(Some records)
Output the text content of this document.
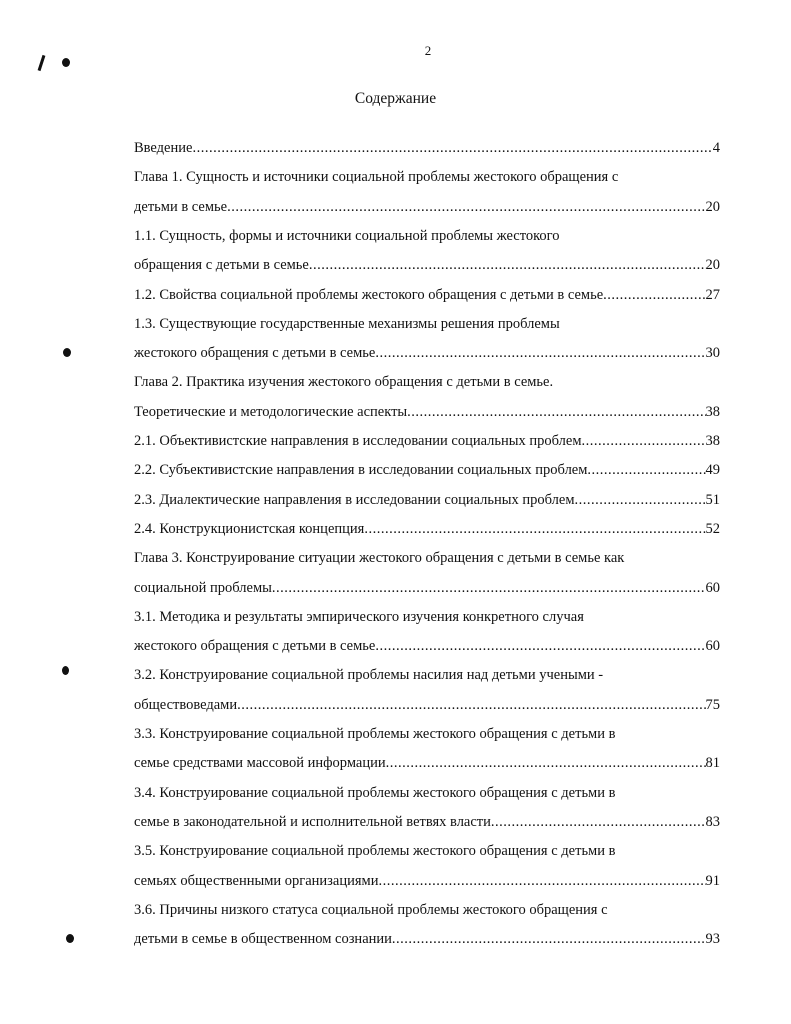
2
Содержание
Введение .....	4
Глава 1. Сущность и источники социальной проблемы жестокого обращения с
детьми в семье .....	20
1.1. Сущность, формы и источники социальной проблемы жестокого
обращения с детьми в семье .....	20
1.2. Свойства социальной проблемы жестокого обращения с детьми в семье .....	27
1.3. Существующие государственные механизмы решения проблемы
жестокого обращения с детьми в семье .....	30
Глава 2. Практика изучения жестокого обращения с детьми в семье.
Теоретические и методологические аспекты .....	38
2.1. Объективистские направления в исследовании социальных проблем .....	38
2.2. Субъективистские направления в исследовании социальных проблем .....	49
2.3. Диалектические направления в исследовании социальных проблем .....	51
2.4. Конструкционистская концепция .....	52
Глава 3. Конструирование ситуации жестокого обращения с детьми в семье как
социальной проблемы .....	60
3.1. Методика и результаты эмпирического изучения конкретного случая
жестокого обращения с детьми в семье .....	60
3.2. Конструирование социальной проблемы насилия над детьми учеными -
обществоведами .....	75
3.3. Конструирование социальной проблемы жестокого обращения с детьми в
семье средствами массовой информации .....	81
3.4. Конструирование социальной проблемы жестокого обращения с детьми в
семье в законодательной и исполнительной ветвях власти .....	83
3.5. Конструирование социальной проблемы жестокого обращения с детьми в
семьях общественными организациями .....	91
3.6. Причины низкого статуса социальной проблемы жестокого обращения с
детьми в семье в общественном сознании .....	93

- _Written task_:
Write out the material above again, word for word, minus its pictures.

- _Answer to this exercise_:
Output the text content of this document.
2
Содержание
Введение .....	4
Глава 1. Сущность и источники социальной проблемы жестокого обращения с
детьми в семье .....	20
1.1. Сущность, формы и источники социальной проблемы жестокого
обращения с детьми в семье .....	20
1.2. Свойства социальной проблемы жестокого обращения с детьми в семье .....	27
1.3. Существующие государственные механизмы решения проблемы
жестокого обращения с детьми в семье .....	30
Глава 2. Практика изучения жестокого обращения с детьми в семье.
Теоретические и методологические аспекты .....	38
2.1. Объективистские направления в исследовании социальных проблем .....	38
2.2. Субъективистские направления в исследовании социальных проблем .....	49
2.3. Диалектические направления в исследовании социальных проблем .....	51
2.4. Конструкционистская концепция .....	52
Глава 3. Конструирование ситуации жестокого обращения с детьми в семье как
социальной проблемы .....	60
3.1. Методика и результаты эмпирического изучения конкретного случая
жестокого обращения с детьми в семье .....	60
3.2. Конструирование социальной проблемы насилия над детьми учеными -
обществоведами .....	75
3.3. Конструирование социальной проблемы жестокого обращения с детьми в
семье средствами массовой информации .....	81
3.4. Конструирование социальной проблемы жестокого обращения с детьми в
семье в законодательной и исполнительной ветвях власти .....	83
3.5. Конструирование социальной проблемы жестокого обращения с детьми в
семьях общественными организациями .....	91
3.6. Причины низкого статуса социальной проблемы жестокого обращения с
детьми в семье в общественном сознании .....	93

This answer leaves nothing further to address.